Task requirements:
Render every entry exactly as it appears.

Data entries:

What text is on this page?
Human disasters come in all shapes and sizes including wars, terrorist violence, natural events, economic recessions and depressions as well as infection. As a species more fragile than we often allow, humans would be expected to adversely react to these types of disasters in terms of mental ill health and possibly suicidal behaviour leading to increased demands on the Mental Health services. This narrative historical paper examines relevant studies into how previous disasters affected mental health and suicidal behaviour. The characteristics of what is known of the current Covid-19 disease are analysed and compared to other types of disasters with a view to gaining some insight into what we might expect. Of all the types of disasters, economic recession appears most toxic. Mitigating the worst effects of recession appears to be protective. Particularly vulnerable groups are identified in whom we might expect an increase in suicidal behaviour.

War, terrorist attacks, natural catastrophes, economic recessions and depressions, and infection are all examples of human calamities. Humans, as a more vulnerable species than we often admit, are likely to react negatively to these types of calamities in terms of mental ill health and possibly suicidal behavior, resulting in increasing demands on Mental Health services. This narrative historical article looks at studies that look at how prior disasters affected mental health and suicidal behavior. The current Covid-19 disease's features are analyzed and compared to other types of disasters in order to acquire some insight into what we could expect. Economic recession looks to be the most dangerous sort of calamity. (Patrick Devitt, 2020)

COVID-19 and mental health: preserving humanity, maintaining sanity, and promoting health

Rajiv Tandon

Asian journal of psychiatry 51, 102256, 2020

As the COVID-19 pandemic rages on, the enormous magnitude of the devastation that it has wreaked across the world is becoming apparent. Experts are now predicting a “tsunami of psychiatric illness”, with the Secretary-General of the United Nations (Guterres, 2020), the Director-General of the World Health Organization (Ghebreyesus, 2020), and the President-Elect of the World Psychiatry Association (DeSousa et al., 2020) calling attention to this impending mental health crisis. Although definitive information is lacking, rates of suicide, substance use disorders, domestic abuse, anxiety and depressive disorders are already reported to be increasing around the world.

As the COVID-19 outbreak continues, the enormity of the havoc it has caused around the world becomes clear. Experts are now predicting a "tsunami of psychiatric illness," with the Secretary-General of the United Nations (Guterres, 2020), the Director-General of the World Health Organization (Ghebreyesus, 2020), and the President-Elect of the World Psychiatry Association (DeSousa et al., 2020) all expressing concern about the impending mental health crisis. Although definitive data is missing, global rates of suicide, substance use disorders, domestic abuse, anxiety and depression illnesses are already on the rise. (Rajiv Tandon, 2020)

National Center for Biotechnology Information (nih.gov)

Reply to the exercise:
What text is on this page?
Human disasters come in all shapes and sizes including wars, terrorist violence, natural events, economic recessions and depressions as well as infection. As a species more fragile than we often allow, humans would be expected to adversely react to these types of disasters in terms of mental ill health and possibly suicidal behaviour leading to increased demands on the Mental Health services. This narrative historical paper examines relevant studies into how previous disasters affected mental health and suicidal behaviour. The characteristics of what is known of the current Covid-19 disease are analysed and compared to other types of disasters with a view to gaining some insight into what we might expect. Of all the types of disasters, economic recession appears most toxic. Mitigating the worst effects of recession appears to be protective. Particularly vulnerable groups are identified in whom we might expect an increase in suicidal behaviour.

War, terrorist attacks, natural catastrophes, economic recessions and depressions, and infection are all examples of human calamities. Humans, as a more vulnerable species than we often admit, are likely to react negatively to these types of calamities in terms of mental ill health and possibly suicidal behavior, resulting in increasing demands on Mental Health services. This narrative historical article looks at studies that look at how prior disasters affected mental health and suicidal behavior. The current Covid-19 disease's features are analyzed and compared to other types of disasters in order to acquire some insight into what we could expect. Economic recession looks to be the most dangerous sort of calamity. (Patrick Devitt, 2020)

COVID-19 and mental health: preserving humanity, maintaining sanity, and promoting health

Rajiv Tandon

Asian journal of psychiatry 51, 102256, 2020

As the COVID-19 pandemic rages on, the enormous magnitude of the devastation that it has wreaked across the world is becoming apparent. Experts are now predicting a “tsunami of psychiatric illness”, with the Secretary-General of the United Nations (Guterres, 2020), the Director-General of the World Health Organization (Ghebreyesus, 2020), and the President-Elect of the World Psychiatry Association (DeSousa et al., 2020) calling attention to this impending mental health crisis. Although definitive information is lacking, rates of suicide, substance use disorders, domestic abuse, anxiety and depressive disorders are already reported to be increasing around the world.

As the COVID-19 outbreak continues, the enormity of the havoc it has caused around the world becomes clear. Experts are now predicting a "tsunami of psychiatric illness," with the Secretary-General of the United Nations (Guterres, 2020), the Director-General of the World Health Organization (Ghebreyesus, 2020), and the President-Elect of the World Psychiatry Association (DeSousa et al., 2020) all expressing concern about the impending mental health crisis. Although definitive data is missing, global rates of suicide, substance use disorders, domestic abuse, anxiety and depression illnesses are already on the rise. (Rajiv Tandon, 2020)

National Center for Biotechnology Information (nih.gov)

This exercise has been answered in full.